## WHAT THE TASK REQUIRES
Take every line from the listing below that contains "Hendrika".

## Dataset entries
- - - -
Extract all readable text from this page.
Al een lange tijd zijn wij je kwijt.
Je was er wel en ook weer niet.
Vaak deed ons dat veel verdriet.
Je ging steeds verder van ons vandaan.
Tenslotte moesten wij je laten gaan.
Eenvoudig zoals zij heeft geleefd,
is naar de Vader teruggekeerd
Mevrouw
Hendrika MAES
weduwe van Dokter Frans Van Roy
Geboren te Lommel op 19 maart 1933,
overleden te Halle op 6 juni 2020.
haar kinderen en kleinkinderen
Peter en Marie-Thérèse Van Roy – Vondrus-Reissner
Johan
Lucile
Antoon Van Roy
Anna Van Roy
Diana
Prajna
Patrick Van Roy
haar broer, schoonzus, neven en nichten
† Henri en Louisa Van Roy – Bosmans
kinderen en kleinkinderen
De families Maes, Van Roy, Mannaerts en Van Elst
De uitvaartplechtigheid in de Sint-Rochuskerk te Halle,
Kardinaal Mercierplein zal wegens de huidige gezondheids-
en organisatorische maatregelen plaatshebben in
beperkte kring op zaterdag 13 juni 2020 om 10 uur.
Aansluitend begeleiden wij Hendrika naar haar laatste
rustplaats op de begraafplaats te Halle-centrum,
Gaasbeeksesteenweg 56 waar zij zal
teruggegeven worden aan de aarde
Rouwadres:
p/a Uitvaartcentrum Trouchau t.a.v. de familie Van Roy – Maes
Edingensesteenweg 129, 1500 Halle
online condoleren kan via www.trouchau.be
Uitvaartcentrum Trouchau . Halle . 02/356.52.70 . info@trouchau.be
- - - -
## THE REPLY
Hendrika MAES
Aansluitend begeleiden wij Hendrika naar haar laatste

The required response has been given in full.